## [EXCERTO DO DOCUMENTO]
Ouvi
há dias uma conversa palerma e bem humorada sobre a independência do Alentejo.
Chegou por graça e arrastamento do referendo escocês. E só podia. Se há gente
que não deseja separações, físicas ou de outra natureza, são os alentejanos. Não
há nada a fazer, nasceram siameses com o resto do mundo, precisam dele. Poderá
alguém afirmar, mas vivem tão isolados, são meios tristes, melancólicos…Bommm…são
meios tristes e melancólicos porque assumem, fingem menos, dão-se ao natural de
serem assim, unos com a paisagem, já que o resto de Portugal faz questão de ser
outra coisa. Conheço mesmo vários alentejanos em fincapé: é condição de
nascimento, não mudam.
A
história de viverem isolados também tem de ser revista: por vezes, vivem
isolados dos humanos; não dos animais, nem das coisas, nem dos elementos. A
alma alentejana é Pan e meia índia, convive irmãmente com o que a rodeia. E vezes
existem em que o interlocutor alentejano é um bem mal empregue ainda que o
próprio não se dê conta do valor e tal questão lhe desinteresse.
E
quem me leia aduz com alguma razão que estou a tomar partido. Ah, pois estou. E
depois?! O mundo treina-nos intensivamente para fazermos escolhas e, ao mínimo
sinal de independência, cai-nos em cima. Assim não vale.

## [TAREFAS A REALIZAR]
- A) Por favor, repita sem alterações o excerto sobre a independência do Alentejo, tudo desde "Chegou por graça" até "nascimento, não mudam.".
- B) No excerto sobre a independência do Alentejo, como é descrita a alma alentejana?

## [REGISTOS EXTRAÍDOS]

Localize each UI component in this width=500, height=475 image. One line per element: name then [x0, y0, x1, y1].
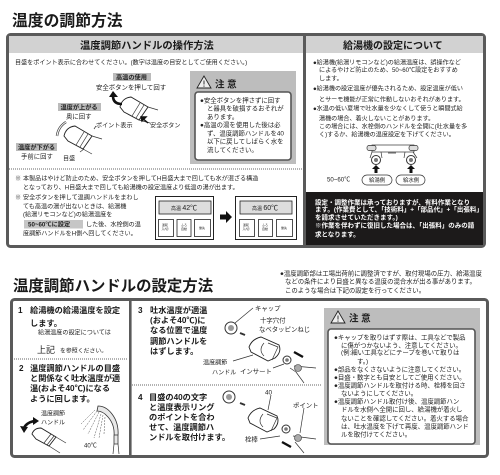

* * *

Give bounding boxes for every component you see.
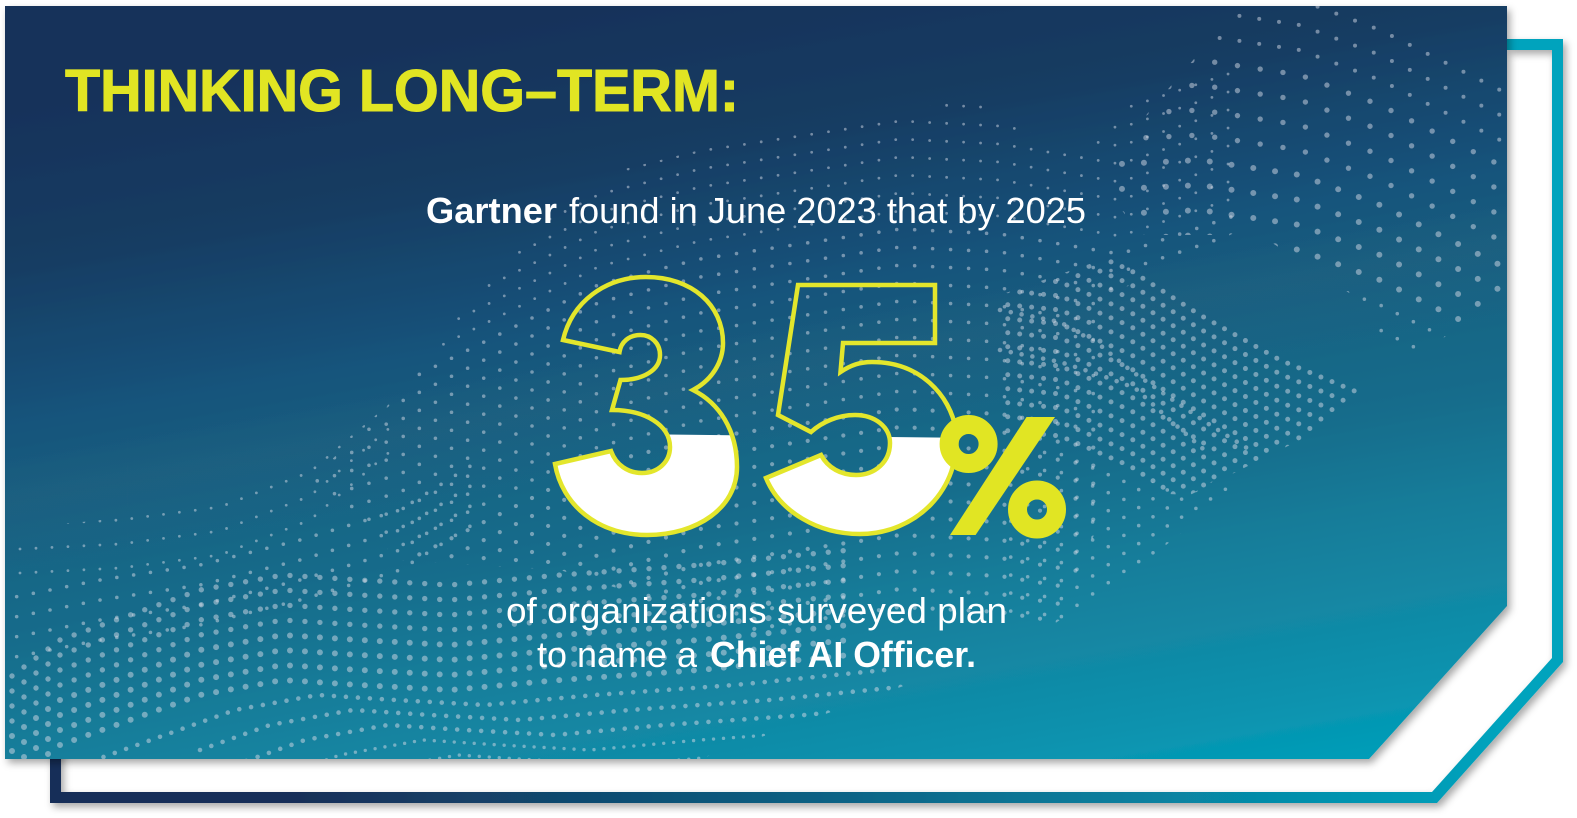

## [RESPOSTAS A SEGUIR]
- A)
Chegou por graça e arrastamento do referendo escocês. E só podia. Se há gente
que não deseja separações, físicas ou de outra natureza, são os alentejanos. Não
há nada a fazer, nasceram siameses com o resto do mundo, precisam dele. Poderá
alguém afirmar, mas vivem tão isolados, são meios tristes, melancólicos…Bommm…são
meios tristes e melancólicos porque assumem, fingem menos, dão-se ao natural de
serem assim, unos com a paisagem, já que o resto de Portugal faz questão de ser
outra coisa. Conheço mesmo vários alentejanos em fincapé: é condição de
nascimento, não mudam.

- B) É Pan e meia índia e convive irmãmente com o que a rodeia.